▶ [Work instructions] Count how many lines hold the string "Attended", and give only that number.
(begin)
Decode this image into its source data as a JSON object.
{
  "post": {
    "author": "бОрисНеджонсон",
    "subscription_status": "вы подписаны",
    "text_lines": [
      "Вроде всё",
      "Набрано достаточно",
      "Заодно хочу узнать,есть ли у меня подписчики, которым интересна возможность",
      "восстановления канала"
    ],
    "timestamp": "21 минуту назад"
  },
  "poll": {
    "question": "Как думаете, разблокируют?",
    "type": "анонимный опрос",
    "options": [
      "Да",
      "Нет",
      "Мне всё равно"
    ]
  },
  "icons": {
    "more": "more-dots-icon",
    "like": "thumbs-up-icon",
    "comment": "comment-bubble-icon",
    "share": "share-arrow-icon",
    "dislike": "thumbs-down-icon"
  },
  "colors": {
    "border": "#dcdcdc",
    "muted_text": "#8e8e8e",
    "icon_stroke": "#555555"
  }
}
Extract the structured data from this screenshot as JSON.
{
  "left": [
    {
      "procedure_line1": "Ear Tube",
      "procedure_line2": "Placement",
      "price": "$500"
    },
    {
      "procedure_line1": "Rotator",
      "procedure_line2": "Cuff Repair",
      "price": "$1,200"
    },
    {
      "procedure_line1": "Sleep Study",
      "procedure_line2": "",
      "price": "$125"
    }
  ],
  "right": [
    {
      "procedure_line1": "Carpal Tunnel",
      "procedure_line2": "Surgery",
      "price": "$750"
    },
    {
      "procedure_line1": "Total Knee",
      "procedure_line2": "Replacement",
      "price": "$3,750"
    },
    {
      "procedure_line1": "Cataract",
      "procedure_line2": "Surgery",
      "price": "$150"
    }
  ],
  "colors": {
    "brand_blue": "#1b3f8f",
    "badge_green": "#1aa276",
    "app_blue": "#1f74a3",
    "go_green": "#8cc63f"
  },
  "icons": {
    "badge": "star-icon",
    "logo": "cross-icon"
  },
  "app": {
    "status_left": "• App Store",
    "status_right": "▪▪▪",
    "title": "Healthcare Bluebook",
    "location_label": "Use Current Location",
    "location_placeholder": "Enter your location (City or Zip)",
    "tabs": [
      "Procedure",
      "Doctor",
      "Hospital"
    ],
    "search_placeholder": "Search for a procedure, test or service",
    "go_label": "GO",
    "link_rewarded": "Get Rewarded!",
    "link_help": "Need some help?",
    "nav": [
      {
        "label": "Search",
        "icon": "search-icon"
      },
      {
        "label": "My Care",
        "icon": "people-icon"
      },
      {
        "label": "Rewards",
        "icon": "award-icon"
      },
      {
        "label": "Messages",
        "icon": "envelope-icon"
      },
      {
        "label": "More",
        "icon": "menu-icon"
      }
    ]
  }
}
(end)
(begin)
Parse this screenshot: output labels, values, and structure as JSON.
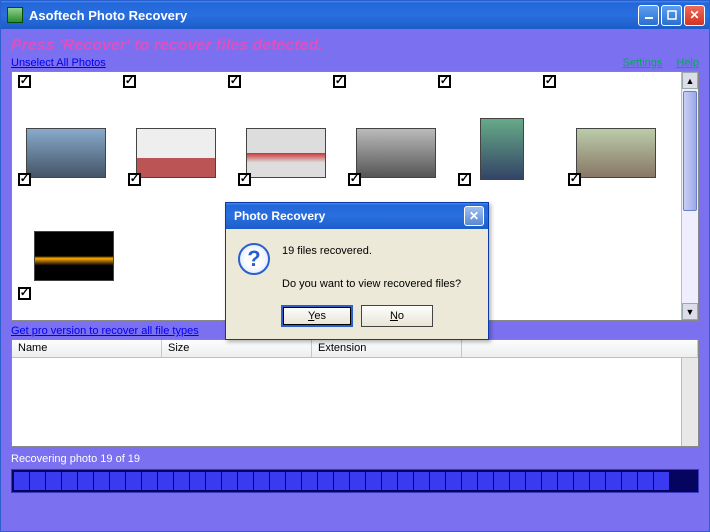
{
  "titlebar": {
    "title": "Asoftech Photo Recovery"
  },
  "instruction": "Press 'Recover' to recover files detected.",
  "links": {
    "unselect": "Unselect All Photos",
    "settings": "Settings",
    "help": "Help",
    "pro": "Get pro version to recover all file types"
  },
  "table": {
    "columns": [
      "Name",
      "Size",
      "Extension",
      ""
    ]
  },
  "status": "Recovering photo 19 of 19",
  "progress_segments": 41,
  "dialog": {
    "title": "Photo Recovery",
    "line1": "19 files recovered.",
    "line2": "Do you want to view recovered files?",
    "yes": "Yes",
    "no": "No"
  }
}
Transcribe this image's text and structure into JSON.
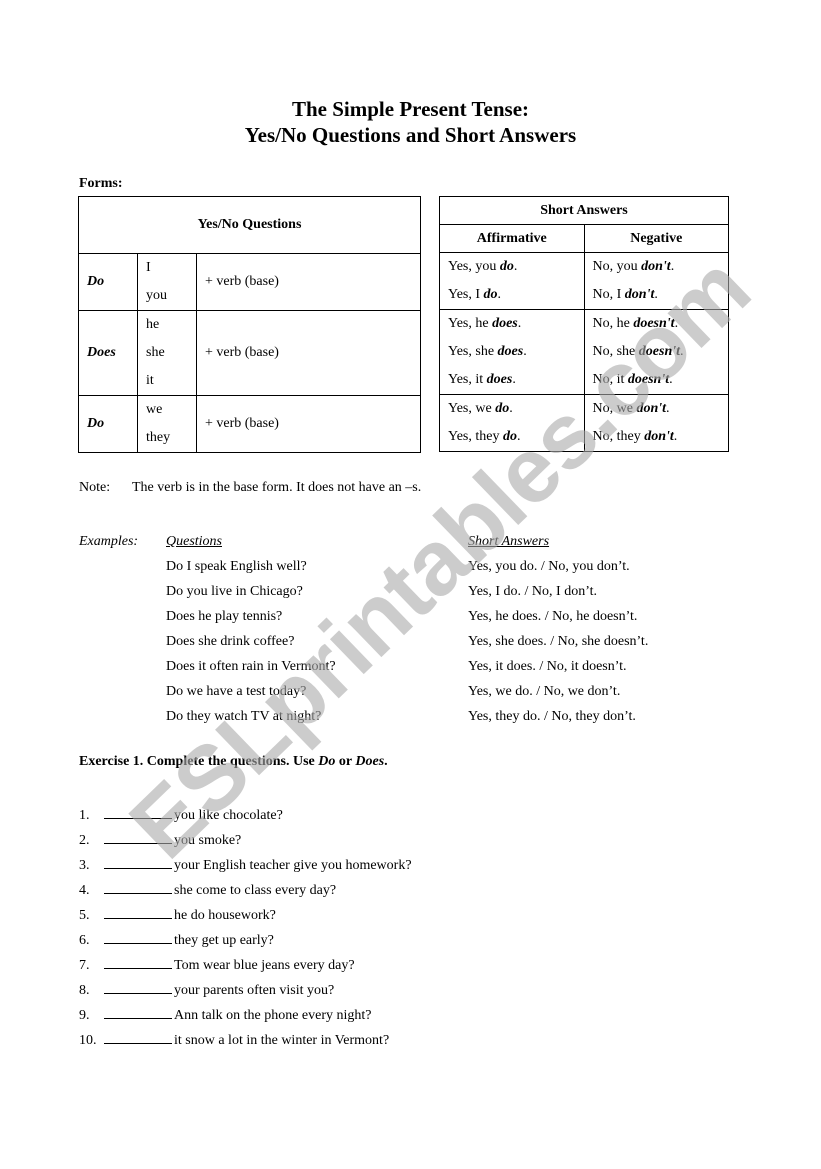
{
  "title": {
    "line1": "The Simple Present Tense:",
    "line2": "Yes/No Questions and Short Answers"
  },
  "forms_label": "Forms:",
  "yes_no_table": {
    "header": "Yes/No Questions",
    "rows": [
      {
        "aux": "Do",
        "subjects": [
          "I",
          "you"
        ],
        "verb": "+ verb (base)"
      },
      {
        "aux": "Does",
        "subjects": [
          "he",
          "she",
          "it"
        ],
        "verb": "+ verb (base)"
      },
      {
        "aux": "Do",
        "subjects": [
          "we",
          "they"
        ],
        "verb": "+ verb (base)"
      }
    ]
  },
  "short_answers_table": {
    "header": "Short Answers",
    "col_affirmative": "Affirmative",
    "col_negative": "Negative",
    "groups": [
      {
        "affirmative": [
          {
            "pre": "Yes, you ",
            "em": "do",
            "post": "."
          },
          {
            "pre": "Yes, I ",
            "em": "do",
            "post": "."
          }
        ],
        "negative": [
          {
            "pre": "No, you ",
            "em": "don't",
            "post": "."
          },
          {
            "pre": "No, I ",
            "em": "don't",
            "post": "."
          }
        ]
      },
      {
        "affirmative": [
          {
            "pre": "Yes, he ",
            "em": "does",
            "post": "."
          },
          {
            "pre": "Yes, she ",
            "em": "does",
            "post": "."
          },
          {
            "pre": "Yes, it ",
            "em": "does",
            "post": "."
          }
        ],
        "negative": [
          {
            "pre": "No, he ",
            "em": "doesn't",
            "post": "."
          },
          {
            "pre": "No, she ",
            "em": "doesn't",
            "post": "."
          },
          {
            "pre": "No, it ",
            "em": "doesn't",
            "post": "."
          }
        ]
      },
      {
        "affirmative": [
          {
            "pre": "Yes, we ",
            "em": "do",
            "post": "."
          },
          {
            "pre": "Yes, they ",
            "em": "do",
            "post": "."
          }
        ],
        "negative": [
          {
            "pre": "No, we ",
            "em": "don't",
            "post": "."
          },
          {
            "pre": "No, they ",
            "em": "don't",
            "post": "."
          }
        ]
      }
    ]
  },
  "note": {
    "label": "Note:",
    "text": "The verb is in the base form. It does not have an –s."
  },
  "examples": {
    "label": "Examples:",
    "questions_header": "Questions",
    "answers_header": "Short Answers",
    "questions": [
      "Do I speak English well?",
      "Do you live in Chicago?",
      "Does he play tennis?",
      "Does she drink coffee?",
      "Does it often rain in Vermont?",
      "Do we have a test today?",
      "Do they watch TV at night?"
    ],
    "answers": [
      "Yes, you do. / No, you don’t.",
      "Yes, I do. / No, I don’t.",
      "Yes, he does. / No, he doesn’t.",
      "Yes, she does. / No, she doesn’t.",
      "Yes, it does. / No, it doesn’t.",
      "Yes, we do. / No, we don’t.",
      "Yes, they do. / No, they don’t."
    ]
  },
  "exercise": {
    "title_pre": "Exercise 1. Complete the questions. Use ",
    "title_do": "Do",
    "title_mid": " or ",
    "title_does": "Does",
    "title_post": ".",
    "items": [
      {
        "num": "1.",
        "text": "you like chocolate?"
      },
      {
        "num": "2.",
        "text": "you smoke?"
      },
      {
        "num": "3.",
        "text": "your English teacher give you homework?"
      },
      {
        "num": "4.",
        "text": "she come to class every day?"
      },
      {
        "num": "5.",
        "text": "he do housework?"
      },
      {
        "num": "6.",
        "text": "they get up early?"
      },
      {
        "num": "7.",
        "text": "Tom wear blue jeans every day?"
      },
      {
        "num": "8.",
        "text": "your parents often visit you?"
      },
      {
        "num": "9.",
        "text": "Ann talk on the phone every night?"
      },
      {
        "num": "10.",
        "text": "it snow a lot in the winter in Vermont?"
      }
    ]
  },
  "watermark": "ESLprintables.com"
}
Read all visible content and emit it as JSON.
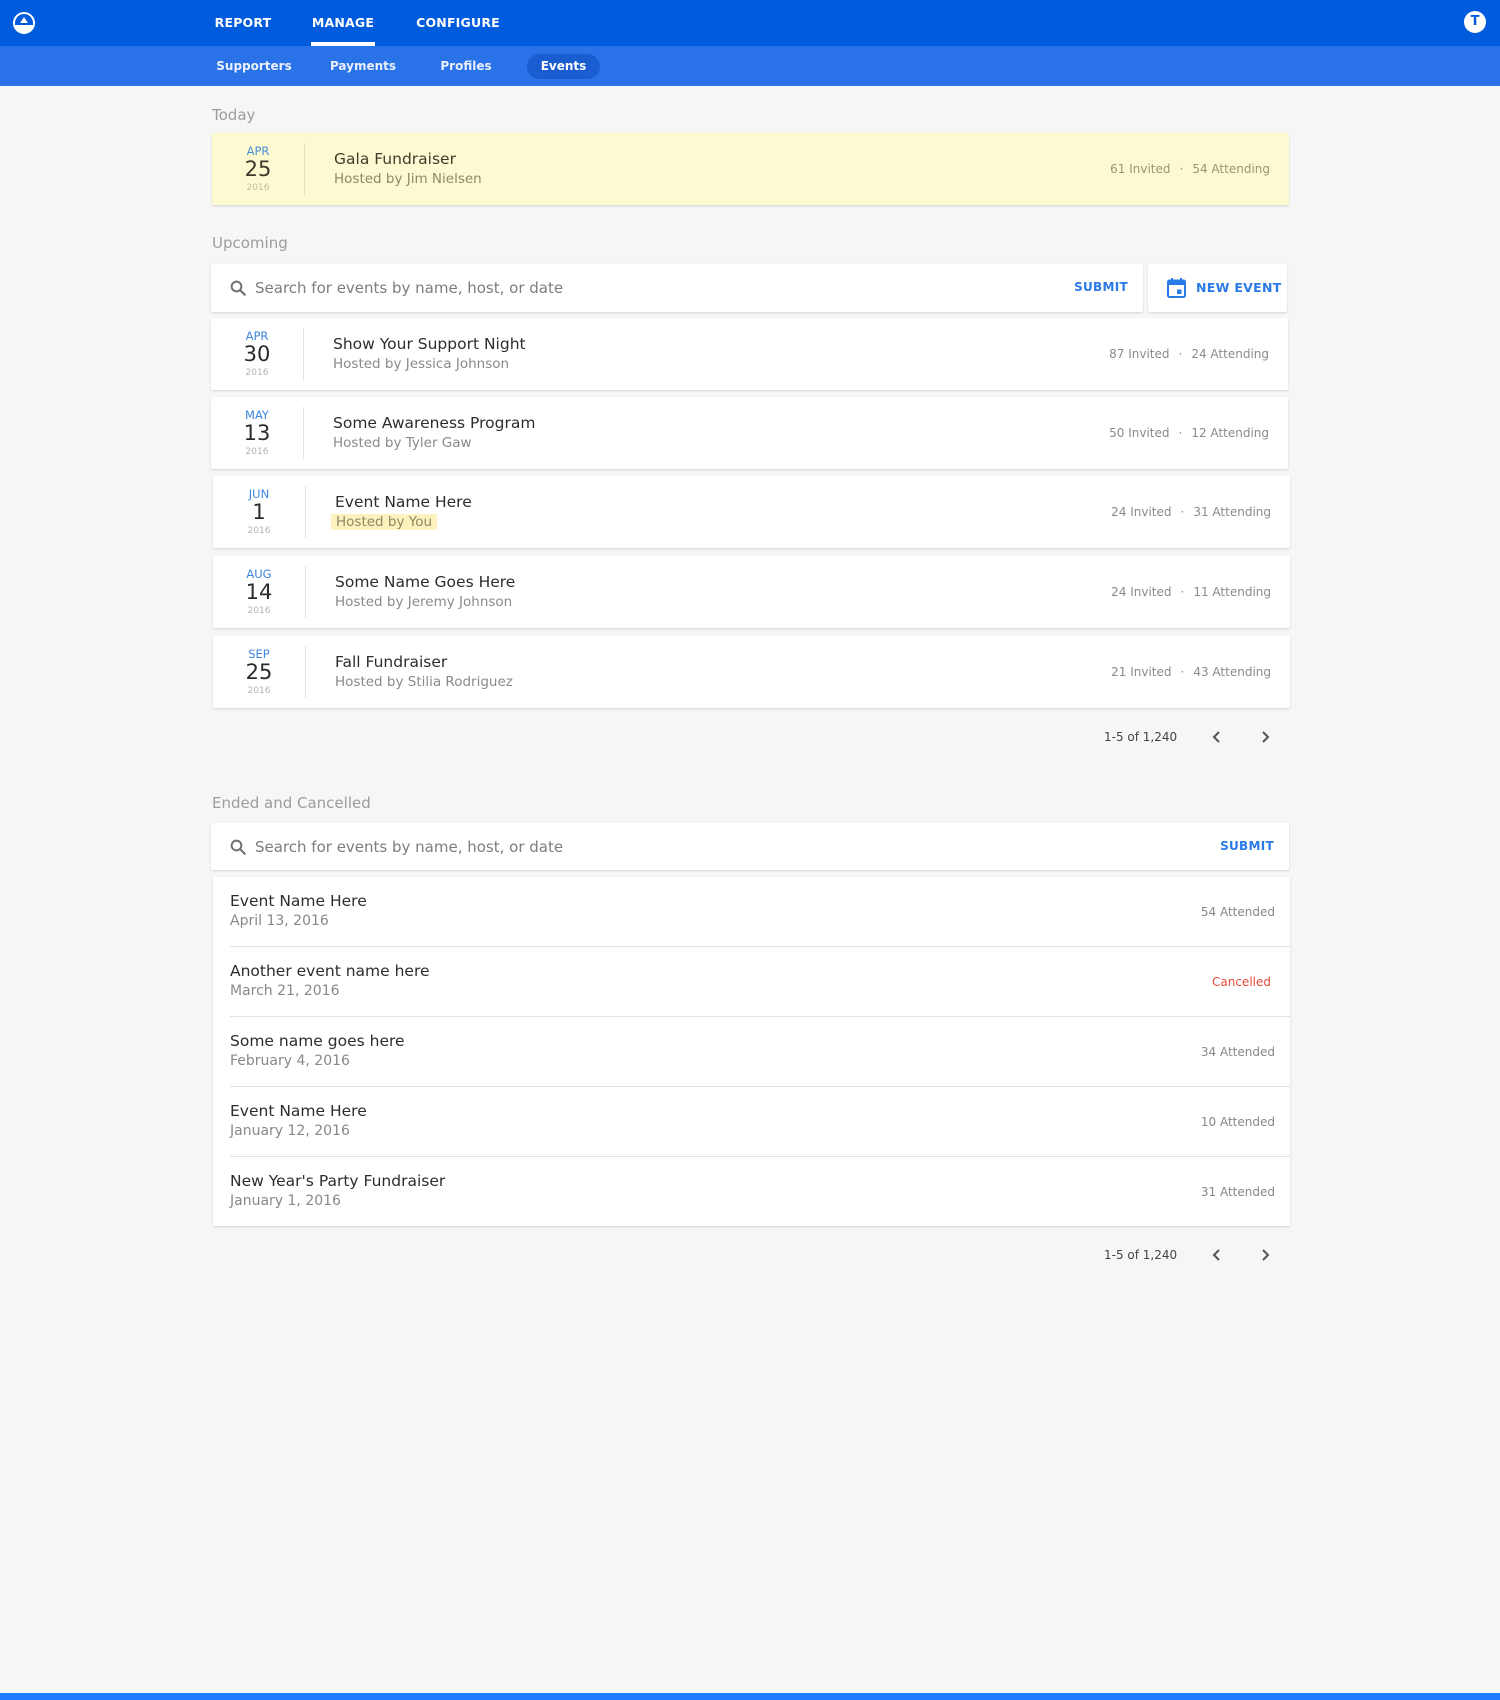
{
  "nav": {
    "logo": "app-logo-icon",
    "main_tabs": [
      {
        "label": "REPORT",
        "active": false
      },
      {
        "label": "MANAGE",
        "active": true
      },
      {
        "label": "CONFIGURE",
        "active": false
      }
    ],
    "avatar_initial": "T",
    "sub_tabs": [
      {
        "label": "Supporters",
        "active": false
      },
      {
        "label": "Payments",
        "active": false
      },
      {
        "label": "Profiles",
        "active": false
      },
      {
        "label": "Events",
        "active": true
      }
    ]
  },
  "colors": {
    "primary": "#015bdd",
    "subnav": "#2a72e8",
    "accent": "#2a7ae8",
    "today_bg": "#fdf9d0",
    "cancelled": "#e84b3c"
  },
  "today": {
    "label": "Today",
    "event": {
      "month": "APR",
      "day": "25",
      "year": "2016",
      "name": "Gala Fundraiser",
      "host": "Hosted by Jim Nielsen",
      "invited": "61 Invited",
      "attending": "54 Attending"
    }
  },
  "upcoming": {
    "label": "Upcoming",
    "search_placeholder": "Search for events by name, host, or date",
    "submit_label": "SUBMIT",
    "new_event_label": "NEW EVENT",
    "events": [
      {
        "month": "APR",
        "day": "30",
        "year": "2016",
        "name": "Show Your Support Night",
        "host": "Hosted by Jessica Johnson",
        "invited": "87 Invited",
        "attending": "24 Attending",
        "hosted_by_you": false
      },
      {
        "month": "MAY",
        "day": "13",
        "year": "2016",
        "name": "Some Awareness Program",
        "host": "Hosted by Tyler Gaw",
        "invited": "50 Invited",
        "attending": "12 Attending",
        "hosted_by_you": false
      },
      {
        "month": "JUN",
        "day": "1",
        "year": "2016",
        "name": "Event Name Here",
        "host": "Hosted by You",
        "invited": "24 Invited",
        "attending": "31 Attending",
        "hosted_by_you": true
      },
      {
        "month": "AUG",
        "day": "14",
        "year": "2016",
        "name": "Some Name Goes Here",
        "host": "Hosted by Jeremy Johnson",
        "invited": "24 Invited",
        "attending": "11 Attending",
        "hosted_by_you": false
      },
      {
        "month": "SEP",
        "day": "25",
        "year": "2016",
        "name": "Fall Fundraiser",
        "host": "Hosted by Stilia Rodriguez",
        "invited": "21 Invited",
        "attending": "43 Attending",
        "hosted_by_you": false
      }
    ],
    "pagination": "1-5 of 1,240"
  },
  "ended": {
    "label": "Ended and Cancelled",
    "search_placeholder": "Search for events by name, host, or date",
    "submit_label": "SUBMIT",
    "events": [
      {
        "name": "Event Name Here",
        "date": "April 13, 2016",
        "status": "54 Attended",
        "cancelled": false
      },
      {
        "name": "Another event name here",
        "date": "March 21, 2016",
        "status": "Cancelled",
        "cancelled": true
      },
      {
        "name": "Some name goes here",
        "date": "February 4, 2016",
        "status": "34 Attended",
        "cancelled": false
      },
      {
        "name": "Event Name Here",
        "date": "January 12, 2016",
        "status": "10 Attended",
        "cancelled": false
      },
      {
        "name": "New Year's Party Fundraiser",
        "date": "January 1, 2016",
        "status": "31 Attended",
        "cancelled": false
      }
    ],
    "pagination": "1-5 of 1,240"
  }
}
(end)
(begin)
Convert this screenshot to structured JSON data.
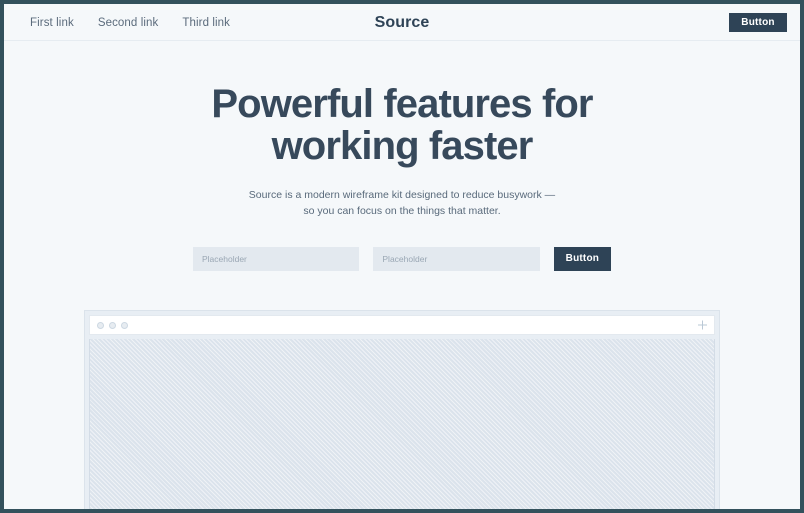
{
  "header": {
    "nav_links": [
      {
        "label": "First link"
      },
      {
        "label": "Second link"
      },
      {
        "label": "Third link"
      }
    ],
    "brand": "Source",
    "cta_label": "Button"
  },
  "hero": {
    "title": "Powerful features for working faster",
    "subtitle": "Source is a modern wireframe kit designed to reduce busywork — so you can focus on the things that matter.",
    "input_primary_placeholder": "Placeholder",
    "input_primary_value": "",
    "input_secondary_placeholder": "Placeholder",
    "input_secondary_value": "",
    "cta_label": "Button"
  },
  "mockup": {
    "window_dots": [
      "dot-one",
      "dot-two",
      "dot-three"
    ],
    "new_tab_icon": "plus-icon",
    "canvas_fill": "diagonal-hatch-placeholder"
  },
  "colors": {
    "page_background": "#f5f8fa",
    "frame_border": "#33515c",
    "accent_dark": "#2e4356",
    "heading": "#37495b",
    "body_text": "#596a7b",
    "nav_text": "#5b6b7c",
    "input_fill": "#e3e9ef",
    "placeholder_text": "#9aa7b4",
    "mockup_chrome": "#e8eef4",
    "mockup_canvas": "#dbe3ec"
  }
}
(end)
▶ [Solution] 4